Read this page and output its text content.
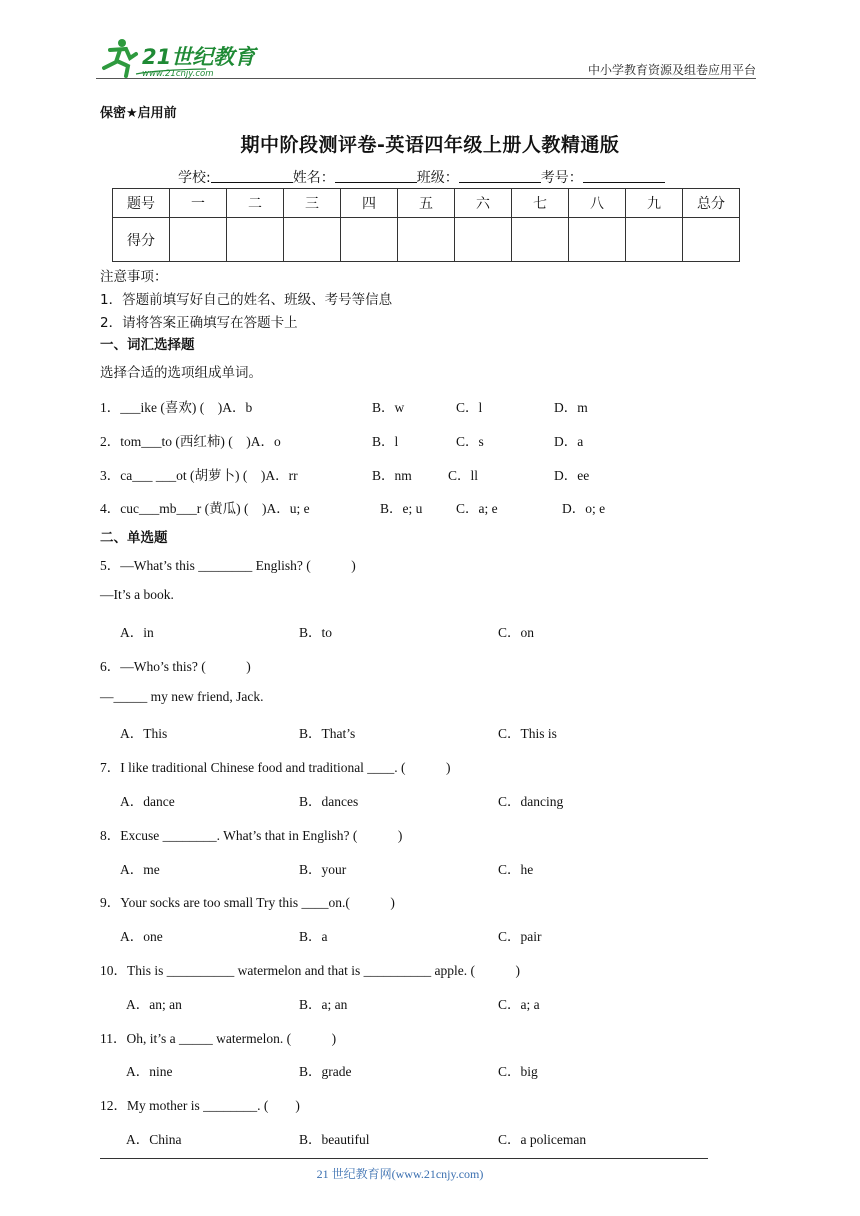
21世纪教育
www.21cnjy.com	中小学教育资源及组卷应用平台
保密★启用前
期中阶段测评卷-英语四年级上册人教精通版
学校:	姓名：	班级：	考号：
题号	一	二	三	四	五	六	七	八	九	总分
得分										
注意事项：
1．答题前填写好自己的姓名、班级、考号等信息
2．请将答案正确填写在答题卡上
一、词汇选择题
选择合适的选项组成单词。
1．___ike (喜欢) (　)A．b	B．w	C．l	D．m
2．tom___to (西红柿) (　)A．o	B．l	C．s	D．a
3．ca___ ___ot (胡萝卜) (　)A．rr	B．nm	C．ll	D．ee
4．cuc___mb___r (黄瓜) (　)A．u; e	B．e; u C．a; e	D．o; e
二、单选题
5．—What’s this ________ English? (　　　)
—It’s a book.
A．in	B．to	C．on
6．—Who’s this? (　　　)
—_____ my new friend, Jack.
A．This	B．That’s	C．This is
7．I like traditional Chinese food and traditional ____. (　　　)
A．dance	B．dances	C．dancing
8．Excuse ________. What’s that in English? (　　　)
A．me	B．your	C．he
9．Your socks are too small Try this ____on.(　　　)
A．one	B．a	C．pair
10．This is __________ watermelon and that is __________ apple. (　　　)
A．an; an	B．a; an	C．a; a
11．Oh, it’s a _____ watermelon. (　　　)
A．nine	B．grade	C．big
12．My mother is ________. (　　)
A．China	B．beautiful	C．a policeman
21 世纪教育网(www.21cnjy.com)
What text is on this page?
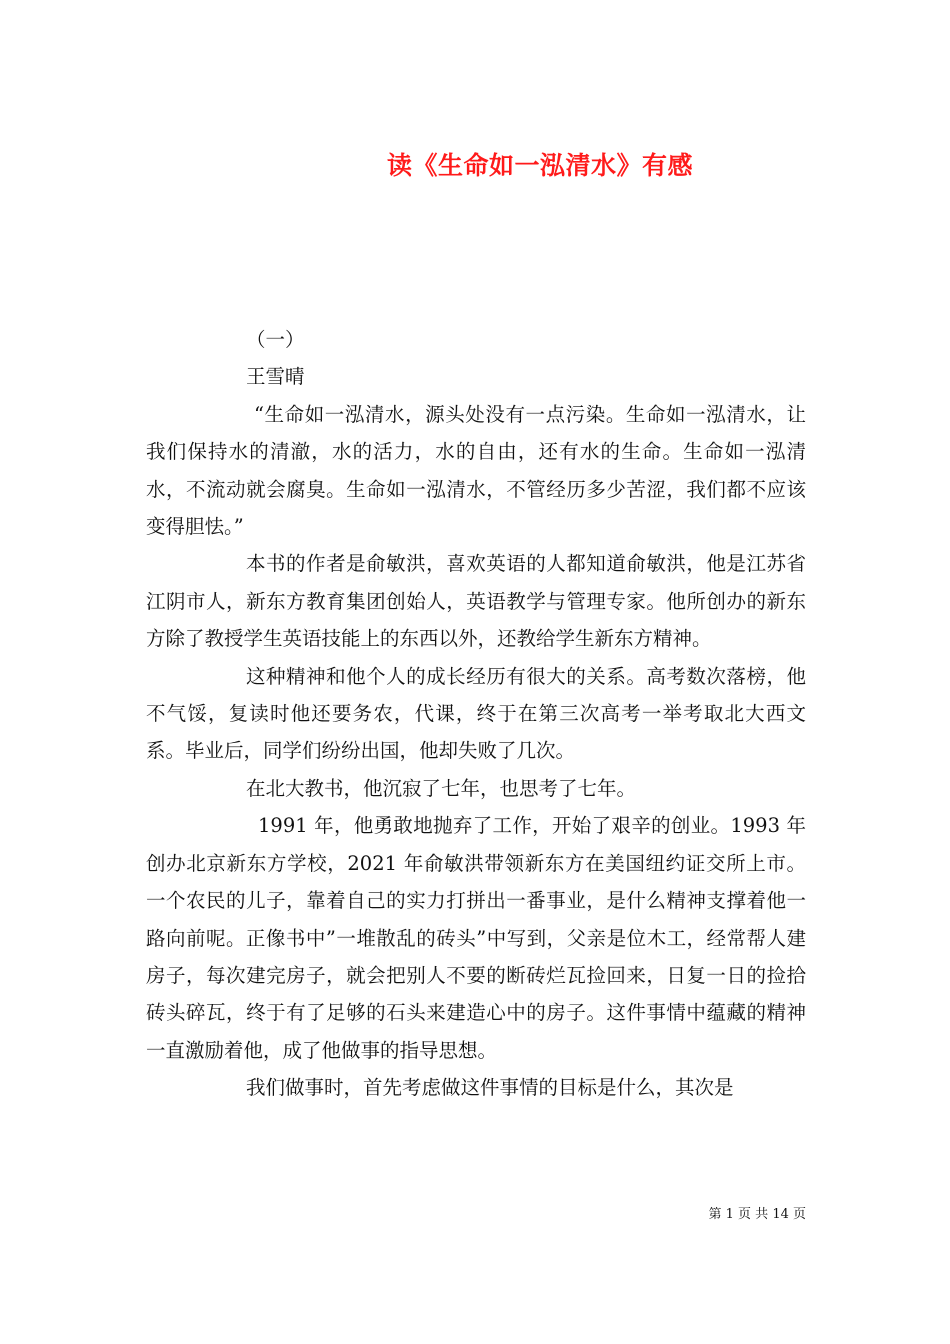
读《生命如一泓清水》有感

（一）

王雪晴

“生命如一泓清水，源头处没有一点污染。生命如一泓清水，让我们保持水的清澈，水的活力，水的自由，还有水的生命。生命如一泓清水，不流动就会腐臭。生命如一泓清水，不管经历多少苦涩，我们都不应该变得胆怯。”

本书的作者是俞敏洪，喜欢英语的人都知道俞敏洪，他是江苏省江阴市人，新东方教育集团创始人，英语教学与管理专家。他所创办的新东方除了教授学生英语技能上的东西以外，还教给学生新东方精神。

这种精神和他个人的成长经历有很大的关系。高考数次落榜，他不气馁，复读时他还要务农，代课，终于在第三次高考一举考取北大西文系。毕业后，同学们纷纷出国，他却失败了几次。

在北大教书，他沉寂了七年，也思考了七年。

1991 年，他勇敢地抛弃了工作，开始了艰辛的创业。1993 年创办北京新东方学校，2021 年俞敏洪带领新东方在美国纽约证交所上市。一个农民的儿子，靠着自己的实力打拼出一番事业，是什么精神支撑着他一路向前呢。正像书中”一堆散乱的砖头”中写到，父亲是位木工，经常帮人建房子，每次建完房子，就会把别人不要的断砖烂瓦捡回来，日复一日的捡拾砖头碎瓦，终于有了足够的石头来建造心中的房子。这件事情中蕴藏的精神一直激励着他，成了他做事的指导思想。

我们做事时，首先考虑做这件事情的目标是什么，其次是

第 1 页 共 14 页
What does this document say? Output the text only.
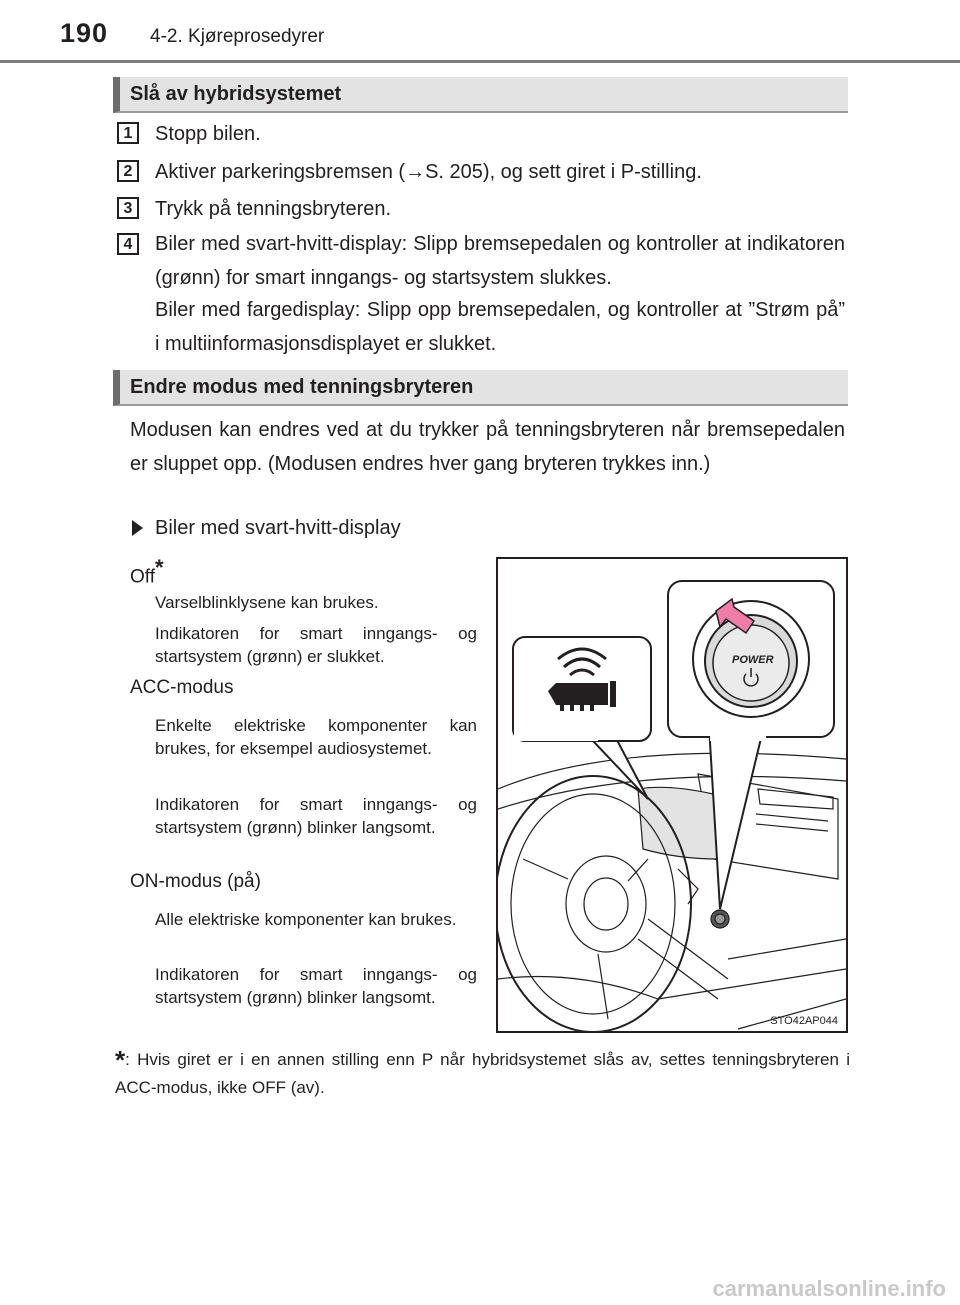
190 4-2. Kjøreprosedyrer
Slå av hybridsystemet
1	Stopp bilen.
2	Aktiver parkeringsbremsen (→S. 205), og sett giret i P-stilling.
3	Trykk på tenningsbryteren.
4	Biler med svart-hvitt-display: Slipp bremsepedalen og kontroller at indikatoren (grønn) for smart inngangs- og startsystem slukkes.
Biler med fargedisplay: Slipp opp bremsepedalen, og kontroller at ”Strøm på” i multiinformasjonsdisplayet er slukket.
Endre modus med tenningsbryteren
Modusen kan endres ved at du trykker på tenningsbryteren når bremsepedalen er sluppet opp. (Modusen endres hver gang bryteren trykkes inn.)
Biler med svart-hvitt-display
Off*
Varselblinklysene kan brukes.
Indikatoren for smart inngangs- og startsystem (grønn) er slukket.
ACC-modus
Enkelte elektriske komponenter kan brukes, for eksempel audiosystemet.
Indikatoren for smart inngangs- og startsystem (grønn) blinker langsomt.
ON-modus (på)
Alle elektriske komponenter kan brukes.
Indikatoren for smart inngangs- og startsystem (grønn) blinker langsomt.
POWER
STO42AP044
*: Hvis giret er i en annen stilling enn P når hybridsystemet slås av, settes tenningsbryteren i ACC-modus, ikke OFF (av).
carmanualsonline.info
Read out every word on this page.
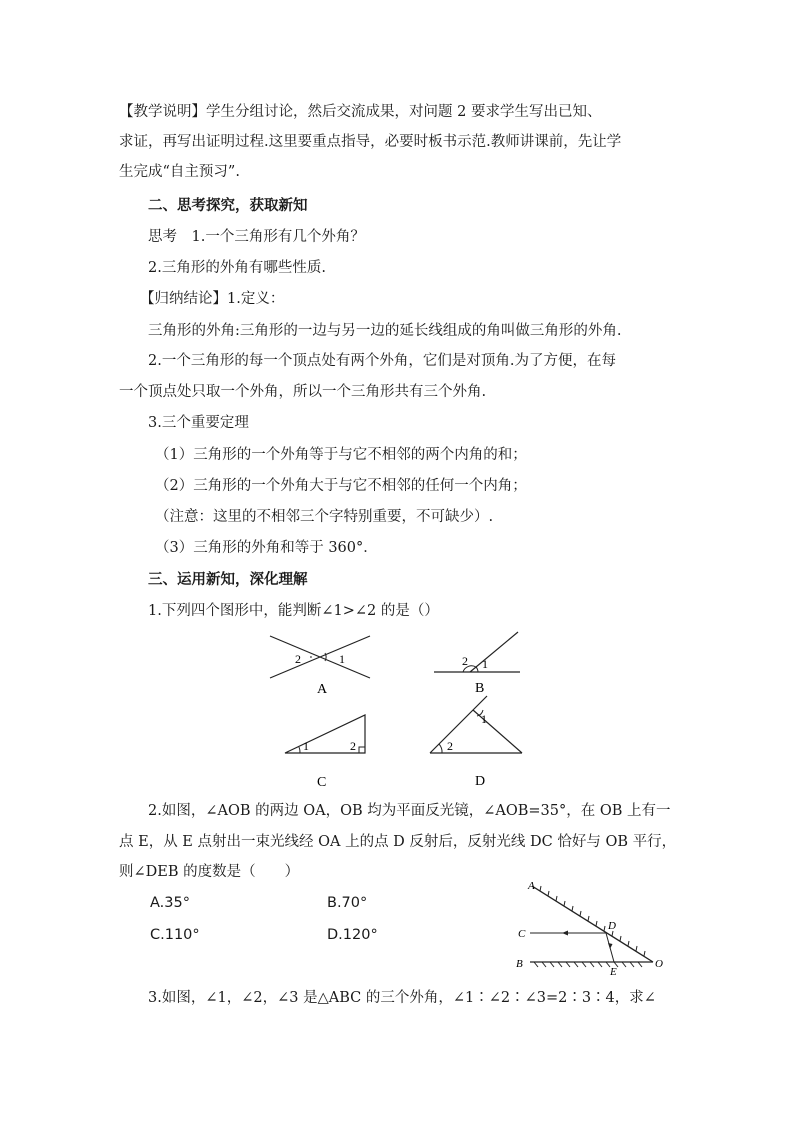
【教学说明】学生分组讨论，然后交流成果，对问题 2 要求学生写出已知、
求证，再写出证明过程.这里要重点指导，必要时板书示范.教师讲课前，先让学
生完成“自主预习”.
二、思考探究，获取新知
思考　1.一个三角形有几个外角？
2.三角形的外角有哪些性质.
【归纳结论】1.定义：
三角形的外角:三角形的一边与另一边的延长线组成的角叫做三角形的外角.
2.一个三角形的每一个顶点处有两个外角，它们是对顶角.为了方便，在每
一个顶点处只取一个外角，所以一个三角形共有三个外角.
3.三个重要定理
（1）三角形的一个外角等于与它不相邻的两个内角的和；
（2）三角形的一个外角大于与它不相邻的任何一个内角；
（注意：这里的不相邻三个字特别重要，不可缺少）.
（3）三角形的外角和等于 360°．
三、运用新知，深化理解
1.下列四个图形中，能判断∠1>∠2 的是（）
2	1
A
2 1
B
1	2
C
1
2
D
2.如图，∠AOB 的两边 OA，OB 均为平面反光镜，∠AOB=35°，在 OB 上有一
点 E，从 E 点射出一束光线经 OA 上的点 D 反射后，反射光线 DC 恰好与 OB 平行，
则∠DEB 的度数是（　　）
A.35°	B.70°
C.110°	D.120°
A
C
B
D
E
O
3.如图，∠1，∠2，∠3 是△ABC 的三个外角，∠1∶∠2∶∠3=2∶3∶4，求∠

---+---

= WHAT IS BEING ASKED =
Copy all lines from the listing that contain "smart".

= COMPLETE RESPONSE =
4	Biler med svart-hvitt-display: Slipp bremsepedalen og kontroller at indikatoren (grønn) for smart inngangs- og startsystem slukkes.
Indikatoren for smart inngangs- og startsystem (grønn) er slukket.
Indikatoren for smart inngangs- og startsystem (grønn) blinker langsomt.
Indikatoren for smart inngangs- og startsystem (grønn) blinker langsomt.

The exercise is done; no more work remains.